• [WORK INSTRUCTIONS] Retype the records below exactly as they appear, but leave out any pictures.

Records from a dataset
#####
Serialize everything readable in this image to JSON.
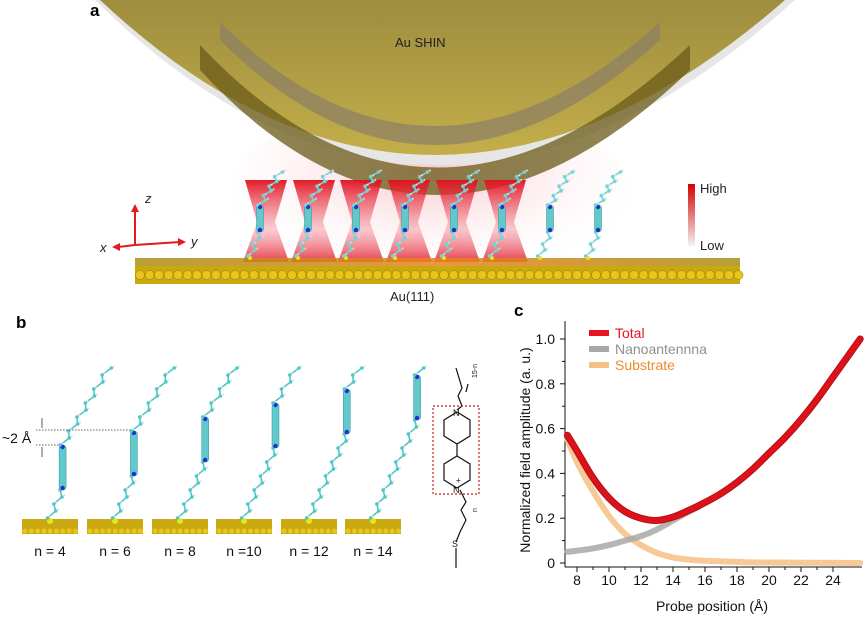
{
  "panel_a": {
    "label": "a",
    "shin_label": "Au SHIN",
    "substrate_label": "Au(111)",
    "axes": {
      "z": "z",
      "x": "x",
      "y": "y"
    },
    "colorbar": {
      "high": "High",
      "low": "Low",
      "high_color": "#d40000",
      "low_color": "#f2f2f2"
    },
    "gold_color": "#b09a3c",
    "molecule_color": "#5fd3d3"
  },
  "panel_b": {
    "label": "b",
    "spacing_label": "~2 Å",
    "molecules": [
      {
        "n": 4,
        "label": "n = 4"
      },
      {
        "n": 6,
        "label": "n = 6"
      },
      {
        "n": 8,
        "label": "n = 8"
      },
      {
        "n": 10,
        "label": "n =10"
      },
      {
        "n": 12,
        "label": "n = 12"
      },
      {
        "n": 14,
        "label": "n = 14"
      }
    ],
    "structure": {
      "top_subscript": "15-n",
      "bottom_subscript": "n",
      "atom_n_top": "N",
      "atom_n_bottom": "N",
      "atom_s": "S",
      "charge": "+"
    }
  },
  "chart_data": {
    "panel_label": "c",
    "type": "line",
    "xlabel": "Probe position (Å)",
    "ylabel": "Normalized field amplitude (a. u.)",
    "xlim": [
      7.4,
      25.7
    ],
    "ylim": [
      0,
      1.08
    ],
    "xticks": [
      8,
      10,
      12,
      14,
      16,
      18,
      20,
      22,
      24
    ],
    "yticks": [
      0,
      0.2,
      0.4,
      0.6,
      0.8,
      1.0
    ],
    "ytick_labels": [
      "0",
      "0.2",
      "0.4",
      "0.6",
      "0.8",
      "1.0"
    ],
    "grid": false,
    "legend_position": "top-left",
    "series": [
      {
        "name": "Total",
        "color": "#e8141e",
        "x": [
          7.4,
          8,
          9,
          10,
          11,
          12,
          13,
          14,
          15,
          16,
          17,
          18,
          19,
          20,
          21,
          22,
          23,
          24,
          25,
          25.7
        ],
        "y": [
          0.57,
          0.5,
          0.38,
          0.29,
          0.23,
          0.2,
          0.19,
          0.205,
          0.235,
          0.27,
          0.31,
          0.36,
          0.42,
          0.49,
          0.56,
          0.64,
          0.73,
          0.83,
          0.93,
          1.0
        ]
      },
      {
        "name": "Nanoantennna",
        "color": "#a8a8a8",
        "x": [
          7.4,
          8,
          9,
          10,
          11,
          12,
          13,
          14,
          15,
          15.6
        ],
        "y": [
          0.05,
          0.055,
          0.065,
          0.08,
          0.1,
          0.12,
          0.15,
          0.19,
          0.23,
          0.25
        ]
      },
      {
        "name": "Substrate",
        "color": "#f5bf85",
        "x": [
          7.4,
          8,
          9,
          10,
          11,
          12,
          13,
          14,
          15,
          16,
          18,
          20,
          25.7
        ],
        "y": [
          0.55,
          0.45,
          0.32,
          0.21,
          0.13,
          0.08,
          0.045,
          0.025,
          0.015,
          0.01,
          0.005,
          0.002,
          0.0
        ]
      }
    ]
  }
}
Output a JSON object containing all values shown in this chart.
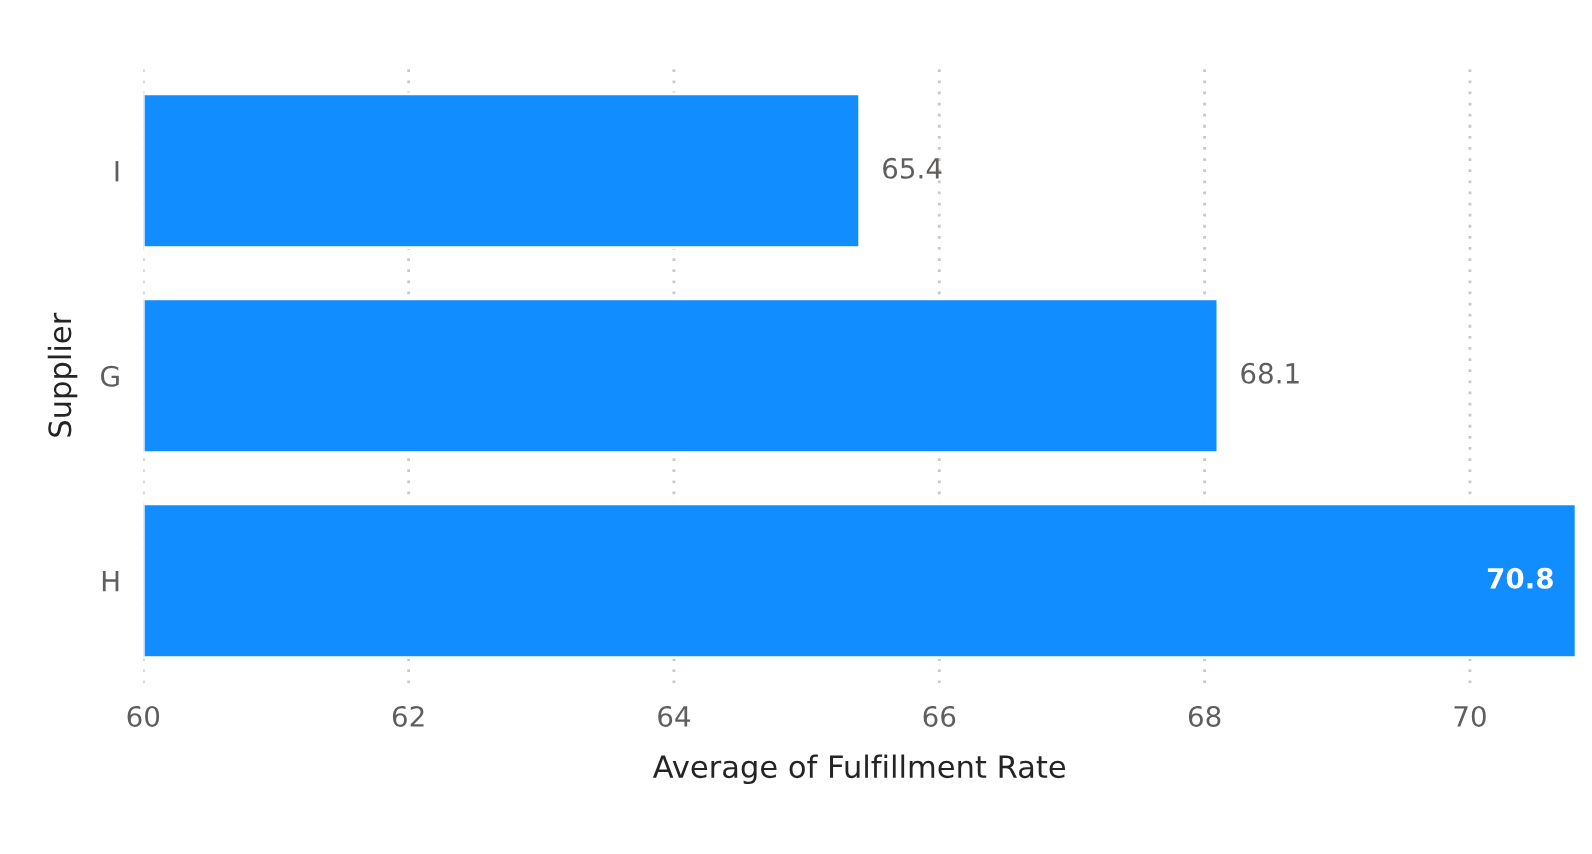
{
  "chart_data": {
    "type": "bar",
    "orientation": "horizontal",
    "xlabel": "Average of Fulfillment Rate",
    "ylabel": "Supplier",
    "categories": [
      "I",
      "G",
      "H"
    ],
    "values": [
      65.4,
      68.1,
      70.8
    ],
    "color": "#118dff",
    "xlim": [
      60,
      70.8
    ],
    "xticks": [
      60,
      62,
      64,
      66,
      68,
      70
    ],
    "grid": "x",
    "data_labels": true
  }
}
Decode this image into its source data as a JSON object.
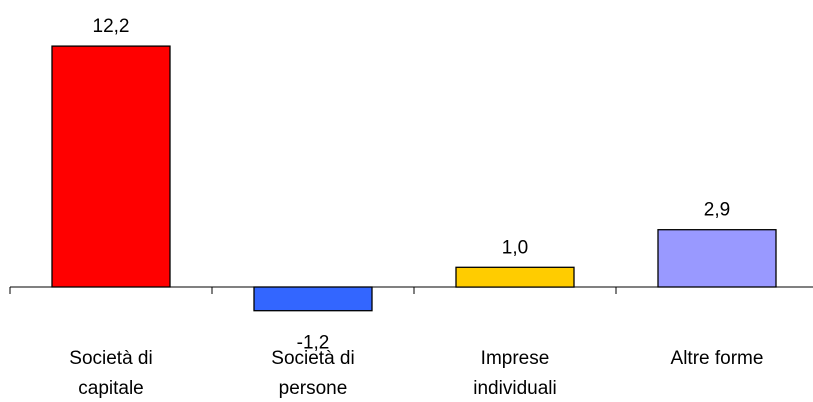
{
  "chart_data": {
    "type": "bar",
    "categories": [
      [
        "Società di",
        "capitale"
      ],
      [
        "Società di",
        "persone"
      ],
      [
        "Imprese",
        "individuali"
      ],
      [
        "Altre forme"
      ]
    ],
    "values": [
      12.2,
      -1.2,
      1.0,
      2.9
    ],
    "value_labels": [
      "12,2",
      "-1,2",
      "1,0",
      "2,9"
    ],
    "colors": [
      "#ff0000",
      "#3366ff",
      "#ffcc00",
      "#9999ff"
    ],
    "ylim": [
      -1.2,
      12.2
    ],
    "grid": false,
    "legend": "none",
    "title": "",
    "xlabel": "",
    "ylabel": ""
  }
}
#####
• [CORRECT OUTPUT]
Serialize everything readable in this image to JSON.
{
  "panel_a": {
    "label": "a",
    "shin_label": "Au SHIN",
    "substrate_label": "Au(111)",
    "axes": {
      "z": "z",
      "x": "x",
      "y": "y"
    },
    "colorbar": {
      "high": "High",
      "low": "Low",
      "high_color": "#d40000",
      "low_color": "#f2f2f2"
    },
    "gold_color": "#b09a3c",
    "molecule_color": "#5fd3d3"
  },
  "panel_b": {
    "label": "b",
    "spacing_label": "~2 Å",
    "molecules": [
      {
        "n": 4,
        "label": "n = 4"
      },
      {
        "n": 6,
        "label": "n = 6"
      },
      {
        "n": 8,
        "label": "n = 8"
      },
      {
        "n": 10,
        "label": "n =10"
      },
      {
        "n": 12,
        "label": "n = 12"
      },
      {
        "n": 14,
        "label": "n = 14"
      }
    ],
    "structure": {
      "top_subscript": "15-n",
      "bottom_subscript": "n",
      "atom_n_top": "N",
      "atom_n_bottom": "N",
      "atom_s": "S",
      "charge": "+"
    }
  },
  "chart_data": {
    "panel_label": "c",
    "type": "line",
    "xlabel": "Probe position (Å)",
    "ylabel": "Normalized field amplitude (a. u.)",
    "xlim": [
      7.4,
      25.7
    ],
    "ylim": [
      0,
      1.08
    ],
    "xticks": [
      8,
      10,
      12,
      14,
      16,
      18,
      20,
      22,
      24
    ],
    "yticks": [
      0,
      0.2,
      0.4,
      0.6,
      0.8,
      1.0
    ],
    "ytick_labels": [
      "0",
      "0.2",
      "0.4",
      "0.6",
      "0.8",
      "1.0"
    ],
    "grid": false,
    "legend_position": "top-left",
    "series": [
      {
        "name": "Total",
        "color": "#e8141e",
        "x": [
          7.4,
          8,
          9,
          10,
          11,
          12,
          13,
          14,
          15,
          16,
          17,
          18,
          19,
          20,
          21,
          22,
          23,
          24,
          25,
          25.7
        ],
        "y": [
          0.57,
          0.5,
          0.38,
          0.29,
          0.23,
          0.2,
          0.19,
          0.205,
          0.235,
          0.27,
          0.31,
          0.36,
          0.42,
          0.49,
          0.56,
          0.64,
          0.73,
          0.83,
          0.93,
          1.0
        ]
      },
      {
        "name": "Nanoantennna",
        "color": "#a8a8a8",
        "x": [
          7.4,
          8,
          9,
          10,
          11,
          12,
          13,
          14,
          15,
          15.6
        ],
        "y": [
          0.05,
          0.055,
          0.065,
          0.08,
          0.1,
          0.12,
          0.15,
          0.19,
          0.23,
          0.25
        ]
      },
      {
        "name": "Substrate",
        "color": "#f5bf85",
        "x": [
          7.4,
          8,
          9,
          10,
          11,
          12,
          13,
          14,
          15,
          16,
          18,
          20,
          25.7
        ],
        "y": [
          0.55,
          0.45,
          0.32,
          0.21,
          0.13,
          0.08,
          0.045,
          0.025,
          0.015,
          0.01,
          0.005,
          0.002,
          0.0
        ]
      }
    ]
  }
}
Output a JSON object containing all values shown in this chart.
{
  "chart_data": {
    "type": "bar",
    "orientation": "horizontal",
    "xlabel": "Average of Fulfillment Rate",
    "ylabel": "Supplier",
    "categories": [
      "I",
      "G",
      "H"
    ],
    "values": [
      65.4,
      68.1,
      70.8
    ],
    "color": "#118dff",
    "xlim": [
      60,
      70.8
    ],
    "xticks": [
      60,
      62,
      64,
      66,
      68,
      70
    ],
    "grid": "x",
    "data_labels": true
  }
}
Decode this image into its source data as a JSON object.
{
  "chart_data": {
    "type": "bar",
    "categories": [
      [
        "Società di",
        "capitale"
      ],
      [
        "Società di",
        "persone"
      ],
      [
        "Imprese",
        "individuali"
      ],
      [
        "Altre forme"
      ]
    ],
    "values": [
      12.2,
      -1.2,
      1.0,
      2.9
    ],
    "value_labels": [
      "12,2",
      "-1,2",
      "1,0",
      "2,9"
    ],
    "colors": [
      "#ff0000",
      "#3366ff",
      "#ffcc00",
      "#9999ff"
    ],
    "ylim": [
      -1.2,
      12.2
    ],
    "grid": false,
    "legend": "none",
    "title": "",
    "xlabel": "",
    "ylabel": ""
  }
}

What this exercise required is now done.